> DO THIS
Transcribe the entries that follow, word for word.

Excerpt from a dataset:
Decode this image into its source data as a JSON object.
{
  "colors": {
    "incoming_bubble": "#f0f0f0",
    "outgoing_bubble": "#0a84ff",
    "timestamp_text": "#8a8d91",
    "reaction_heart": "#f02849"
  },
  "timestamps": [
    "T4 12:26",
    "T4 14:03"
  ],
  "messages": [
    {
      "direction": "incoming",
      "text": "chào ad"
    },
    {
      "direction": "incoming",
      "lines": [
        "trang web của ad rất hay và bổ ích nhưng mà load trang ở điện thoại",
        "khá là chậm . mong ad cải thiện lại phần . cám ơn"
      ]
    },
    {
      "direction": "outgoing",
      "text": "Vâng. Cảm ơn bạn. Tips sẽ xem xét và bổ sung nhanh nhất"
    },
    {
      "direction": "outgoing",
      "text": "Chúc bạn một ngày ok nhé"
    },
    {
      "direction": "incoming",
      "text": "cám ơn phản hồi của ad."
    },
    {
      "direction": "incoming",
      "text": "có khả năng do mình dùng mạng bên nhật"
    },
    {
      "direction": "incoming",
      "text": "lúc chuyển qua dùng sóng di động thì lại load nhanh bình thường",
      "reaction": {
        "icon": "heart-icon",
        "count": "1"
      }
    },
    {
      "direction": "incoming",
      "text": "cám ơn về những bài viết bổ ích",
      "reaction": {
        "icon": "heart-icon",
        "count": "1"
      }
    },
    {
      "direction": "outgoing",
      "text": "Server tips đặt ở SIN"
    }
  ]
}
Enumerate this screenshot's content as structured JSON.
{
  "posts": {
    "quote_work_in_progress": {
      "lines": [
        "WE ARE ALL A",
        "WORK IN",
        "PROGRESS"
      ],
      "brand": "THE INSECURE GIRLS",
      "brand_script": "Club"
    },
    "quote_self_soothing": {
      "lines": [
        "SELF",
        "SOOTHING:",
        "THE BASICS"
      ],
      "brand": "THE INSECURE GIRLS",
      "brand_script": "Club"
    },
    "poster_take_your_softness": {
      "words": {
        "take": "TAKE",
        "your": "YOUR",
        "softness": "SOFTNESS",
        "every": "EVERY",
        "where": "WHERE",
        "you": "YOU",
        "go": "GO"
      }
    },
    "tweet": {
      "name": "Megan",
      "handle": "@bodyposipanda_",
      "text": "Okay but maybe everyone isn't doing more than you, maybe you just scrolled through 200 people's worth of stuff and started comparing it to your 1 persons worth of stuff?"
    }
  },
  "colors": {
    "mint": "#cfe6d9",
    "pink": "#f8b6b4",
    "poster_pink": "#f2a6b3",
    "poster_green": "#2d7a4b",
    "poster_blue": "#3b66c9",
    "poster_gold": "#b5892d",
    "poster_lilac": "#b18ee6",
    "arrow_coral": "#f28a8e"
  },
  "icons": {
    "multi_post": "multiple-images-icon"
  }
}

> EXERCISE RESPONSE
Decode this image into its source data as a JSON object.
{
  "colors": {
    "incoming_bubble": "#f0f0f0",
    "outgoing_bubble": "#0a84ff",
    "timestamp_text": "#8a8d91",
    "reaction_heart": "#f02849"
  },
  "timestamps": [
    "T4 12:26",
    "T4 14:03"
  ],
  "messages": [
    {
      "direction": "incoming",
      "text": "chào ad"
    },
    {
      "direction": "incoming",
      "lines": [
        "trang web của ad rất hay và bổ ích nhưng mà load trang ở điện thoại",
        "khá là chậm . mong ad cải thiện lại phần . cám ơn"
      ]
    },
    {
      "direction": "outgoing",
      "text": "Vâng. Cảm ơn bạn. Tips sẽ xem xét và bổ sung nhanh nhất"
    },
    {
      "direction": "outgoing",
      "text": "Chúc bạn một ngày ok nhé"
    },
    {
      "direction": "incoming",
      "text": "cám ơn phản hồi của ad."
    },
    {
      "direction": "incoming",
      "text": "có khả năng do mình dùng mạng bên nhật"
    },
    {
      "direction": "incoming",
      "text": "lúc chuyển qua dùng sóng di động thì lại load nhanh bình thường",
      "reaction": {
        "icon": "heart-icon",
        "count": "1"
      }
    },
    {
      "direction": "incoming",
      "text": "cám ơn về những bài viết bổ ích",
      "reaction": {
        "icon": "heart-icon",
        "count": "1"
      }
    },
    {
      "direction": "outgoing",
      "text": "Server tips đặt ở SIN"
    }
  ]
}
Enumerate this screenshot's content as structured JSON.
{
  "posts": {
    "quote_work_in_progress": {
      "lines": [
        "WE ARE ALL A",
        "WORK IN",
        "PROGRESS"
      ],
      "brand": "THE INSECURE GIRLS",
      "brand_script": "Club"
    },
    "quote_self_soothing": {
      "lines": [
        "SELF",
        "SOOTHING:",
        "THE BASICS"
      ],
      "brand": "THE INSECURE GIRLS",
      "brand_script": "Club"
    },
    "poster_take_your_softness": {
      "words": {
        "take": "TAKE",
        "your": "YOUR",
        "softness": "SOFTNESS",
        "every": "EVERY",
        "where": "WHERE",
        "you": "YOU",
        "go": "GO"
      }
    },
    "tweet": {
      "name": "Megan",
      "handle": "@bodyposipanda_",
      "text": "Okay but maybe everyone isn't doing more than you, maybe you just scrolled through 200 people's worth of stuff and started comparing it to your 1 persons worth of stuff?"
    }
  },
  "colors": {
    "mint": "#cfe6d9",
    "pink": "#f8b6b4",
    "poster_pink": "#f2a6b3",
    "poster_green": "#2d7a4b",
    "poster_blue": "#3b66c9",
    "poster_gold": "#b5892d",
    "poster_lilac": "#b18ee6",
    "arrow_coral": "#f28a8e"
  },
  "icons": {
    "multi_post": "multiple-images-icon"
  }
}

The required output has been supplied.